Return nothing but the lines from the line with "Read this page and output its text content." through the last line of the entries that follow, copied exactly and free of pictures.

═════ Listed records ═════

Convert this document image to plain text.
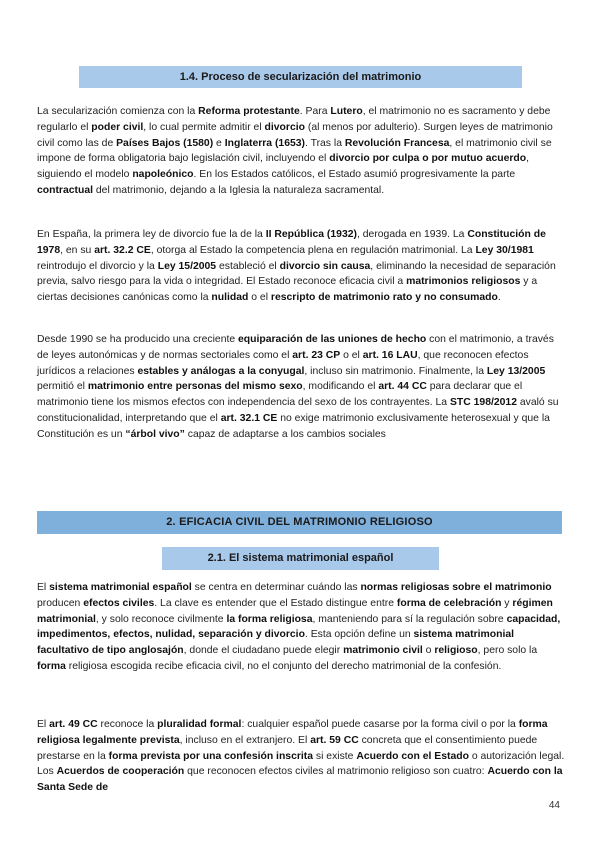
1.4. Proceso de secularización del matrimonio

La secularización comienza con la Reforma protestante. Para Lutero, el matrimonio no es sacramento y debe regularlo el poder civil, lo cual permite admitir el divorcio (al menos por adulterio). Surgen leyes de matrimonio civil como las de Países Bajos (1580) e Inglaterra (1653). Tras la Revolución Francesa, el matrimonio civil se impone de forma obligatoria bajo legislación civil, incluyendo el divorcio por culpa o por mutuo acuerdo, siguiendo el modelo napoleónico. En los Estados católicos, el Estado asumió progresivamente la parte contractual del matrimonio, dejando a la Iglesia la naturaleza sacramental.

En España, la primera ley de divorcio fue la de la II República (1932), derogada en 1939. La Constitución de 1978, en su art. 32.2 CE, otorga al Estado la competencia plena en regulación matrimonial. La Ley 30/1981 reintrodujo el divorcio y la Ley 15/2005 estableció el divorcio sin causa, eliminando la necesidad de separación previa, salvo riesgo para la vida o integridad. El Estado reconoce eficacia civil a matrimonios religiosos y a ciertas decisiones canónicas como la nulidad o el rescripto de matrimonio rato y no consumado.

Desde 1990 se ha producido una creciente equiparación de las uniones de hecho con el matrimonio, a través de leyes autonómicas y de normas sectoriales como el art. 23 CP o el art. 16 LAU, que reconocen efectos jurídicos a relaciones estables y análogas a la conyugal, incluso sin matrimonio. Finalmente, la Ley 13/2005 permitió el matrimonio entre personas del mismo sexo, modificando el art. 44 CC para declarar que el matrimonio tiene los mismos efectos con independencia del sexo de los contrayentes. La STC 198/2012 avaló su constitucionalidad, interpretando que el art. 32.1 CE no exige matrimonio exclusivamente heterosexual y que la Constitución es un “árbol vivo” capaz de adaptarse a los cambios sociales

2. EFICACIA CIVIL DEL MATRIMONIO RELIGIOSO
2.1. El sistema matrimonial español

El sistema matrimonial español se centra en determinar cuándo las normas religiosas sobre el matrimonio producen efectos civiles. La clave es entender que el Estado distingue entre forma de celebración y régimen matrimonial, y solo reconoce civilmente la forma religiosa, manteniendo para sí la regulación sobre capacidad, impedimentos, efectos, nulidad, separación y divorcio. Esta opción define un sistema matrimonial facultativo de tipo anglosajón, donde el ciudadano puede elegir matrimonio civil o religioso, pero solo la forma religiosa escogida recibe eficacia civil, no el conjunto del derecho matrimonial de la confesión.

El art. 49 CC reconoce la pluralidad formal: cualquier español puede casarse por la forma civil o por la forma religiosa legalmente prevista, incluso en el extranjero. El art. 59 CC concreta que el consentimiento puede prestarse en la forma prevista por una confesión inscrita si existe Acuerdo con el Estado o autorización legal. Los Acuerdos de cooperación que reconocen efectos civiles al matrimonio religioso son cuatro: Acuerdo con la Santa Sede de

44
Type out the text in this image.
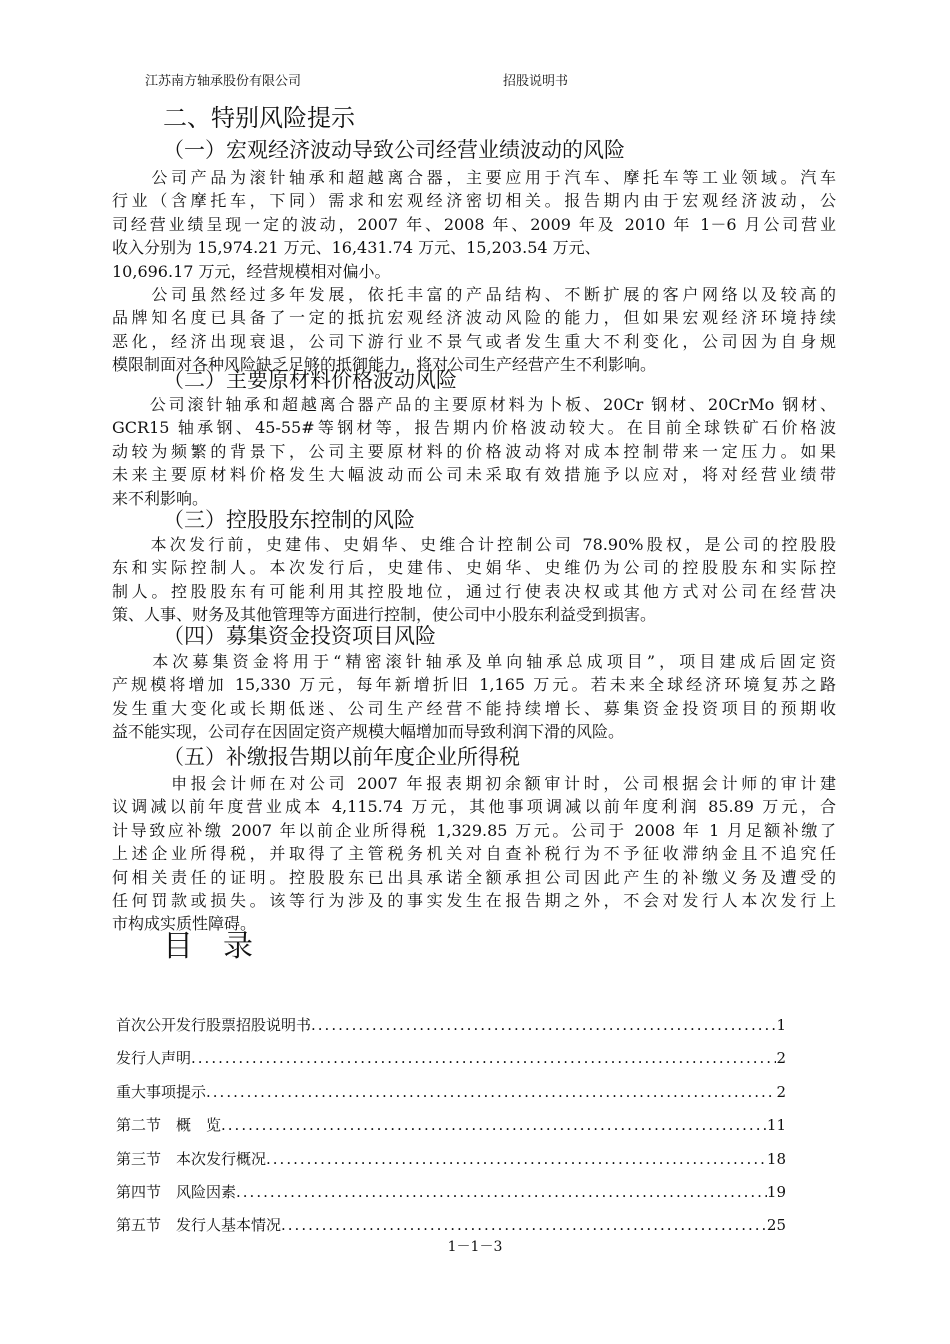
江苏南方轴承股份有限公司	招股说明书
二、特别风险提示
（一）宏观经济波动导致公司经营业绩波动的风险
　　公司产品为滚针轴承和超越离合器，主要应用于汽车、摩托车等工业领域。汽车
行业（含摩托车，下同）需求和宏观经济密切相关。报告期内由于宏观经济波动，公
司经营业绩呈现一定的波动，2007 年、2008 年、2009 年及 2010 年 1－6 月公司营业
收入分别为 15,974.21 万元、16,431.74 万元、15,203.54 万元、
10,696.17 万元，经营规模相对偏小。
　　公司虽然经过多年发展，依托丰富的产品结构、不断扩展的客户网络以及较高的
品牌知名度已具备了一定的抵抗宏观经济波动风险的能力，但如果宏观经济环境持续
恶化，经济出现衰退，公司下游行业不景气或者发生重大不利变化，公司因为自身规
模限制面对各种风险缺乏足够的抵御能力，将对公司生产经营产生不利影响。
（二）主要原材料价格波动风险
　　公司滚针轴承和超越离合器产品的主要原材料为卜板、20Cr 钢材、20CrMo 钢材、
GCR15 轴承钢、45-55#等钢材等，报告期内价格波动较大。在目前全球铁矿石价格波
动较为频繁的背景下，公司主要原材料的价格波动将对成本控制带来一定压力。如果
未来主要原材料价格发生大幅波动而公司未采取有效措施予以应对，将对经营业绩带
来不利影响。
（三）控股股东控制的风险
　　本次发行前，史建伟、史娟华、史维合计控制公司 78.90%股权，是公司的控股股
东和实际控制人。本次发行后，史建伟、史娟华、史维仍为公司的控股股东和实际控
制人。控股股东有可能利用其控股地位，通过行使表决权或其他方式对公司在经营决
策、人事、财务及其他管理等方面进行控制，使公司中小股东利益受到损害。
（四）募集资金投资项目风险
　　本次募集资金将用于“精密滚针轴承及单向轴承总成项目”，项目建成后固定资
产规模将增加 15,330 万元，每年新增折旧 1,165 万元。若未来全球经济环境复苏之路
发生重大变化或长期低迷、公司生产经营不能持续增长、募集资金投资项目的预期收
益不能实现，公司存在因固定资产规模大幅增加而导致利润下滑的风险。
（五）补缴报告期以前年度企业所得税
　　　申报会计师在对公司 2007 年报表期初余额审计时，公司根据会计师的审计建
议调减以前年度营业成本 4,115.74 万元，其他事项调减以前年度利润 85.89 万元，合
计导致应补缴 2007 年以前企业所得税 1,329.85 万元。公司于 2008 年 1 月足额补缴了
上述企业所得税，并取得了主管税务机关对自查补税行为不予征收滞纳金且不追究任
何相关责任的证明。控股股东已出具承诺全额承担公司因此产生的补缴义务及遭受的
任何罚款或损失。该等行为涉及的事实发生在报告期之外，不会对发行人本次发行上
市构成实质性障碍。
目　录
首次公开发行股票招股说明书 .....	1
发行人声明 .....	2
重大事项提示 .....	2
第二节　概　览 .....	11
第三节　本次发行概况 .....	18
第四节　风险因素 .....	19
第五节　发行人基本情况 .....	25
1－1－3
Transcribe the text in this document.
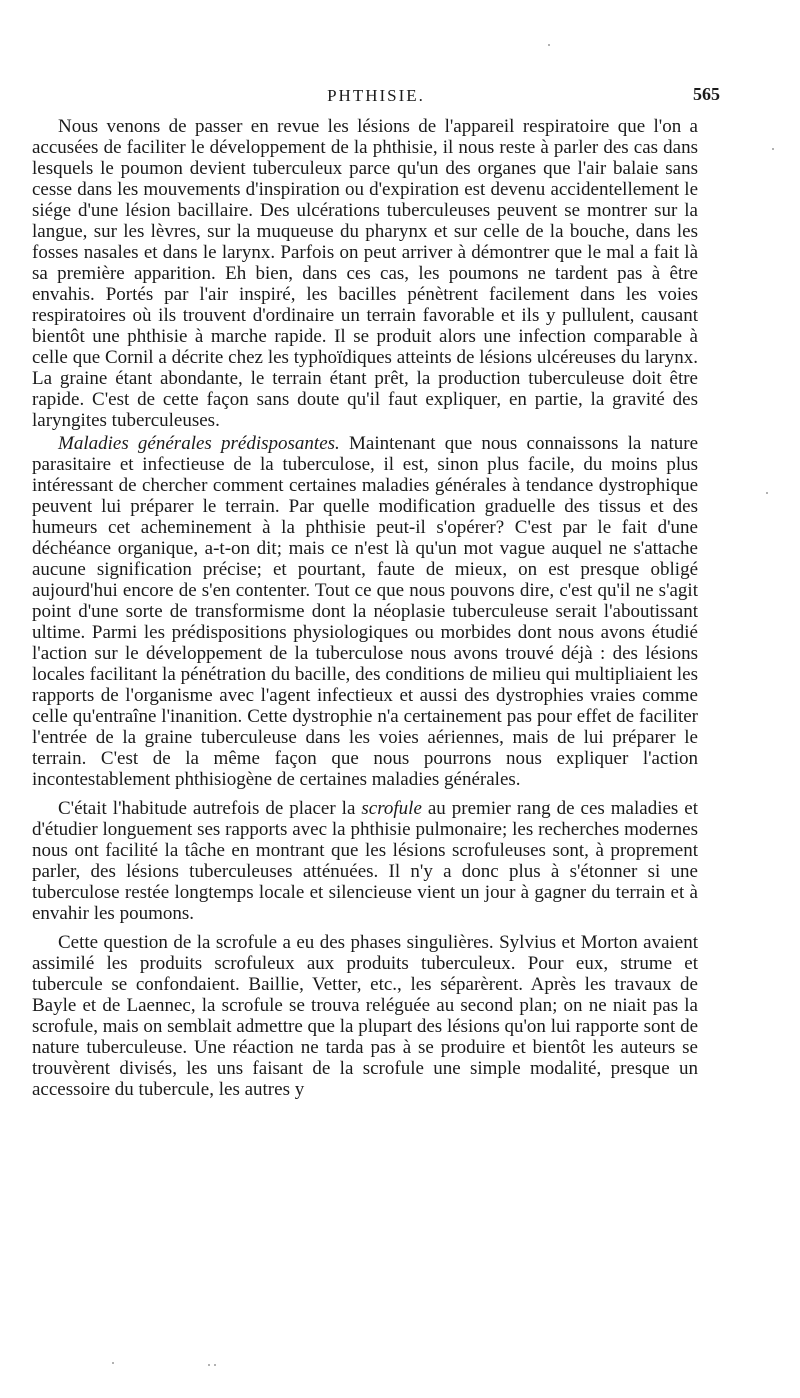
PHTHISIE.	565

Nous venons de passer en revue les lésions de l'appareil respiratoire que l'on a accusées de faciliter le développement de la phthisie, il nous reste à parler des cas dans lesquels le poumon devient tuberculeux parce qu'un des organes que l'air balaie sans cesse dans les mouvements d'inspiration ou d'expiration est devenu accidentellement le siége d'une lésion bacillaire. Des ulcérations tuberculeuses peuvent se montrer sur la langue, sur les lèvres, sur la muqueuse du pharynx et sur celle de la bouche, dans les fosses nasales et dans le larynx. Parfois on peut arriver à démontrer que le mal a fait là sa première apparition. Eh bien, dans ces cas, les poumons ne tardent pas à être envahis. Portés par l'air inspiré, les bacilles pénètrent facilement dans les voies respiratoires où ils trouvent d'ordinaire un terrain favorable et ils y pullulent, causant bientôt une phthisie à marche rapide. Il se produit alors une infection comparable à celle que Cornil a décrite chez les typhoïdiques atteints de lésions ulcéreuses du larynx. La graine étant abondante, le terrain étant prêt, la production tuberculeuse doit être rapide. C'est de cette façon sans doute qu'il faut expliquer, en partie, la gravité des laryngites tuberculeuses.

Maladies générales prédisposantes. Maintenant que nous connaissons la nature parasitaire et infectieuse de la tuberculose, il est, sinon plus facile, du moins plus intéressant de chercher comment certaines maladies générales à tendance dystrophique peuvent lui préparer le terrain. Par quelle modification graduelle des tissus et des humeurs cet acheminement à la phthisie peut-il s'opérer? C'est par le fait d'une déchéance organique, a-t-on dit; mais ce n'est là qu'un mot vague auquel ne s'attache aucune signification précise; et pourtant, faute de mieux, on est presque obligé aujourd'hui encore de s'en contenter. Tout ce que nous pouvons dire, c'est qu'il ne s'agit point d'une sorte de transformisme dont la néoplasie tuberculeuse serait l'aboutissant ultime. Parmi les prédispositions physiologiques ou morbides dont nous avons étudié l'action sur le développement de la tuberculose nous avons trouvé déjà : des lésions locales facilitant la pénétration du bacille, des conditions de milieu qui multipliaient les rapports de l'organisme avec l'agent infectieux et aussi des dystrophies vraies comme celle qu'entraîne l'inanition. Cette dystrophie n'a certainement pas pour effet de faciliter l'entrée de la graine tuberculeuse dans les voies aériennes, mais de lui préparer le terrain. C'est de la même façon que nous pourrons nous expliquer l'action incontestablement phthisiogène de certaines maladies générales.

C'était l'habitude autrefois de placer la scrofule au premier rang de ces maladies et d'étudier longuement ses rapports avec la phthisie pulmonaire; les recherches modernes nous ont facilité la tâche en montrant que les lésions scrofuleuses sont, à proprement parler, des lésions tuberculeuses atténuées. Il n'y a donc plus à s'étonner si une tuberculose restée longtemps locale et silencieuse vient un jour à gagner du terrain et à envahir les poumons.

Cette question de la scrofule a eu des phases singulières. Sylvius et Morton avaient assimilé les produits scrofuleux aux produits tuberculeux. Pour eux, strume et tubercule se confondaient. Baillie, Vetter, etc., les séparèrent. Après les travaux de Bayle et de Laennec, la scrofule se trouva reléguée au second plan; on ne niait pas la scrofule, mais on semblait admettre que la plupart des lésions qu'on lui rapporte sont de nature tuberculeuse. Une réaction ne tarda pas à se produire et bientôt les auteurs se trouvèrent divisés, les uns faisant de la scrofule une simple modalité, presque un accessoire du tubercule, les autres y
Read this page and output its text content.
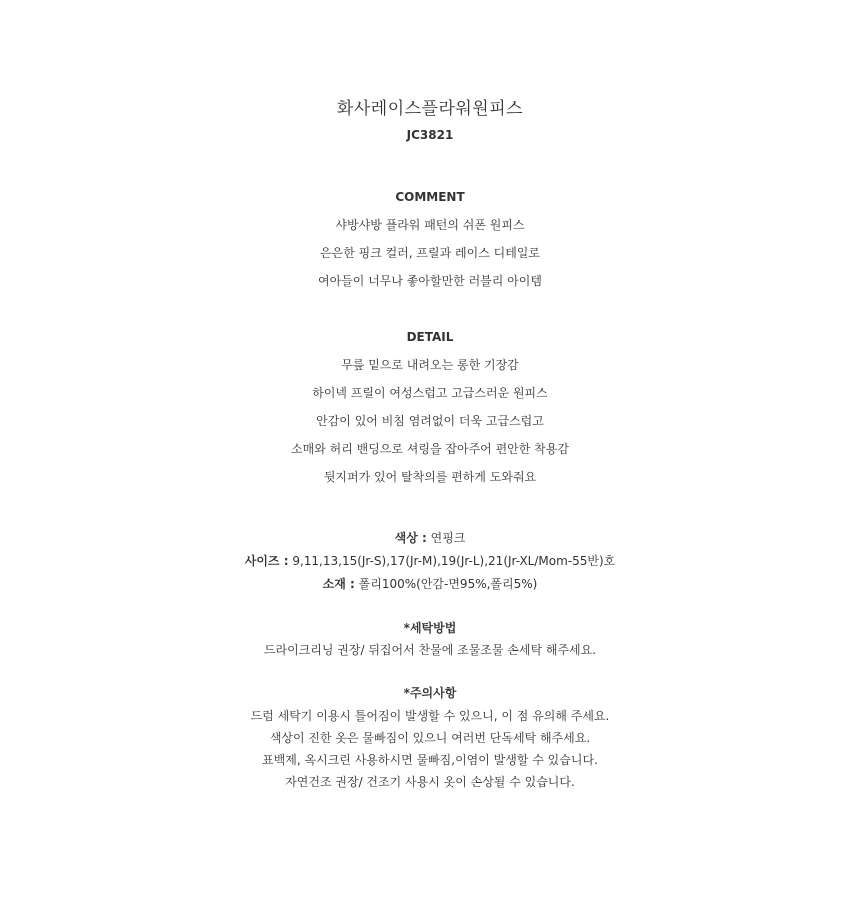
화사레이스플라워원피스
JC3821
COMMENT
샤방샤방 플라워 패턴의 쉬폰 원피스
은은한 핑크 컬러, 프릴과 레이스 디테일로
여아들이 너무나 좋아할만한 러블리 아이템
DETAIL
무릎 밑으로 내려오는 롱한 기장감
하이넥 프릴이 여성스럽고 고급스러운 원피스
안감이 있어 비침 염려없이 더욱 고급스럽고
소매와 허리 밴딩으로 셔링을 잡아주어 편안한 착용감
뒷지퍼가 있어 탈착의를 편하게 도와줘요
색상 : 연핑크
사이즈 : 9,11,13,15(Jr-S),17(Jr-M),19(Jr-L),21(Jr-XL/Mom-55반)호
소재 : 폴리100%(안감-면95%,폴리5%)
*세탁방법
드라이크리닝 권장/ 뒤집어서 찬물에 조물조물 손세탁 해주세요.
*주의사항
드럼 세탁기 이용시 틀어짐이 발생할 수 있으니, 이 점 유의해 주세요.
색상이 진한 옷은 물빠짐이 있으니 여러번 단독세탁 해주세요.
표백제, 옥시크린 사용하시면 물빠짐,이염이 발생할 수 있습니다.
자연건조 권장/ 건조기 사용시 옷이 손상될 수 있습니다.
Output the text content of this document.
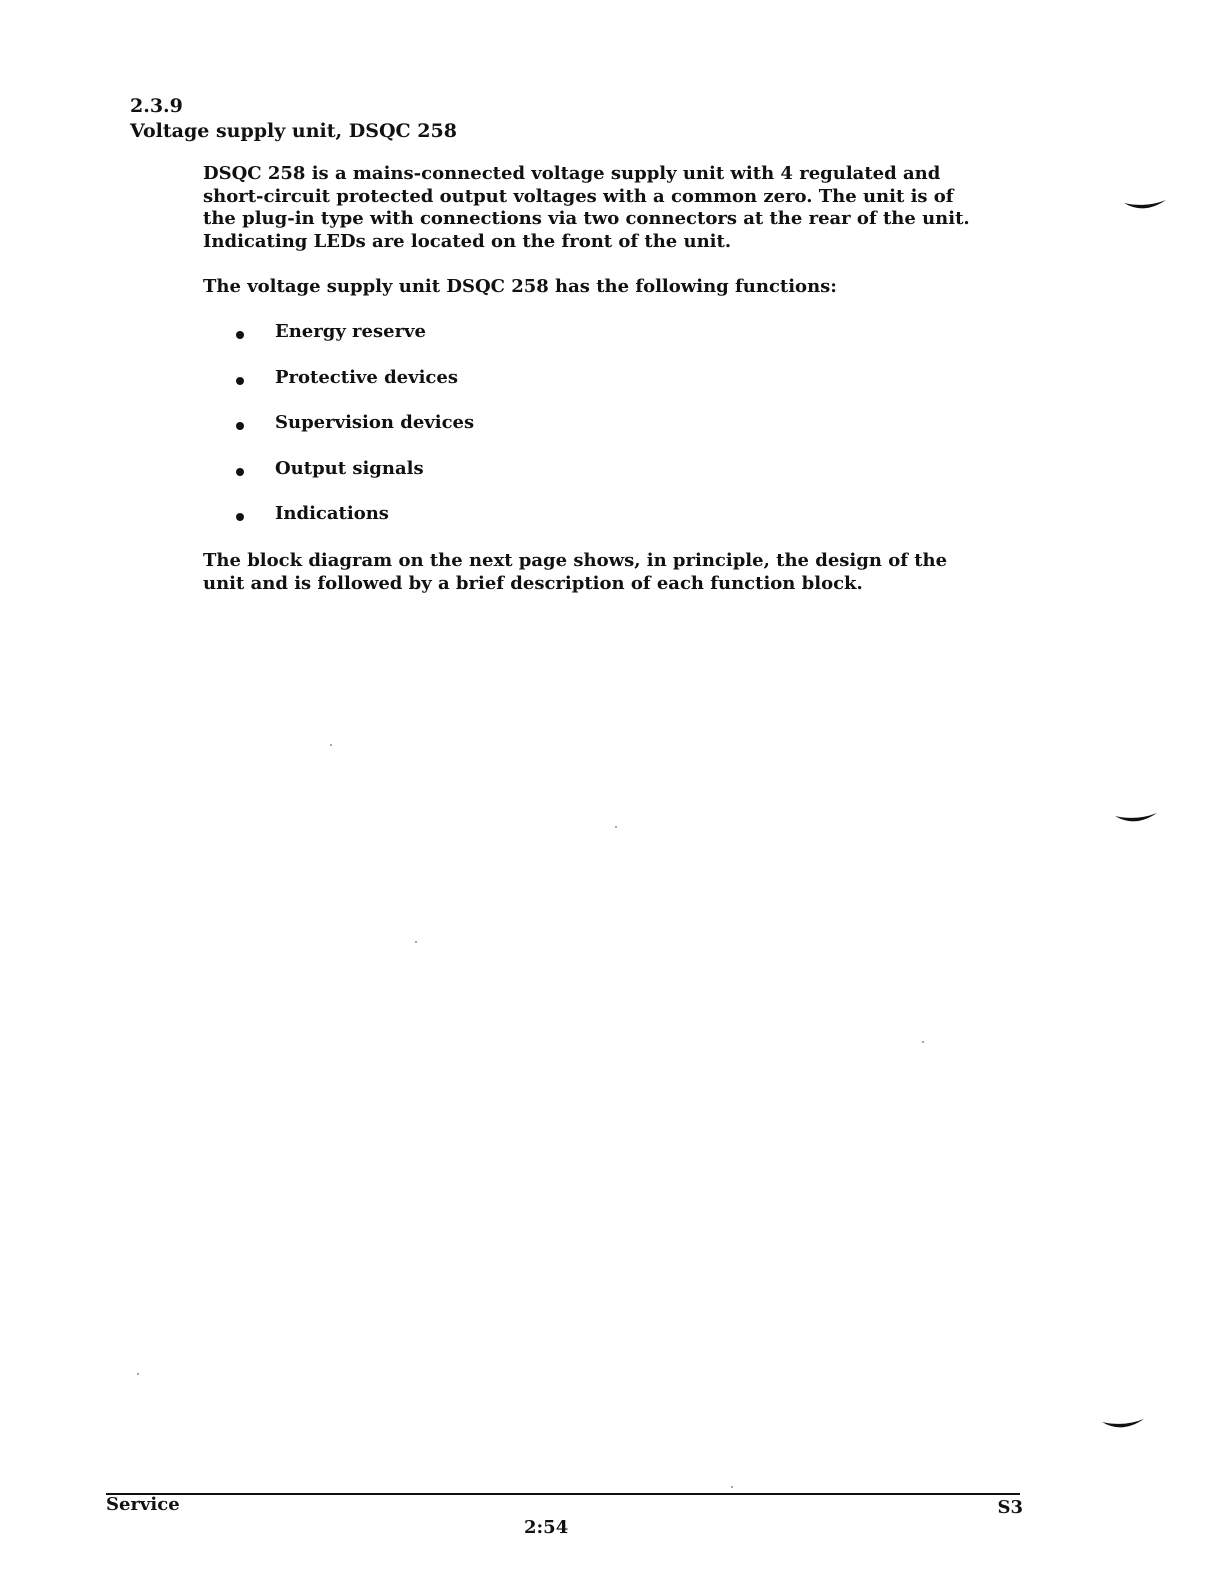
2.3.9
Voltage supply unit, DSQC 258
DSQC 258 is a mains-connected voltage supply unit with 4 regulated and short-circuit protected output voltages with a common zero. The unit is of the plug-in type with connections via two connectors at the rear of the unit. Indicating LEDs are located on the front of the unit.
The voltage supply unit DSQC 258 has the following functions:
Energy reserve
Protective devices
Supervision devices
Output signals
Indications
The block diagram on the next page shows, in principle, the design of the unit and is followed by a brief description of each function block.
Service	S3
2:54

═════

**Output of the task:**
Read this page and output its text content.
화사레이스플라워원피스
JC3821
COMMENT
샤방샤방 플라워 패턴의 쉬폰 원피스
은은한 핑크 컬러, 프릴과 레이스 디테일로
여아들이 너무나 좋아할만한 러블리 아이템
DETAIL
무릎 밑으로 내려오는 롱한 기장감
하이넥 프릴이 여성스럽고 고급스러운 원피스
안감이 있어 비침 염려없이 더욱 고급스럽고
소매와 허리 밴딩으로 셔링을 잡아주어 편안한 착용감
뒷지퍼가 있어 탈착의를 편하게 도와줘요
색상 : 연핑크
사이즈 : 9,11,13,15(Jr-S),17(Jr-M),19(Jr-L),21(Jr-XL/Mom-55반)호
소재 : 폴리100%(안감-면95%,폴리5%)
*세탁방법
드라이크리닝 권장/ 뒤집어서 찬물에 조물조물 손세탁 해주세요.
*주의사항
드럼 세탁기 이용시 틀어짐이 발생할 수 있으니, 이 점 유의해 주세요.
색상이 진한 옷은 물빠짐이 있으니 여러번 단독세탁 해주세요.
표백제, 옥시크린 사용하시면 물빠짐,이염이 발생할 수 있습니다.
자연건조 권장/ 건조기 사용시 옷이 손상될 수 있습니다.
Output the text content of this document.
2.3.9
Voltage supply unit, DSQC 258
DSQC 258 is a mains-connected voltage supply unit with 4 regulated and short-circuit protected output voltages with a common zero. The unit is of the plug-in type with connections via two connectors at the rear of the unit. Indicating LEDs are located on the front of the unit.
The voltage supply unit DSQC 258 has the following functions:
Energy reserve
Protective devices
Supervision devices
Output signals
Indications
The block diagram on the next page shows, in principle, the design of the unit and is followed by a brief description of each function block.
Service	S3
2:54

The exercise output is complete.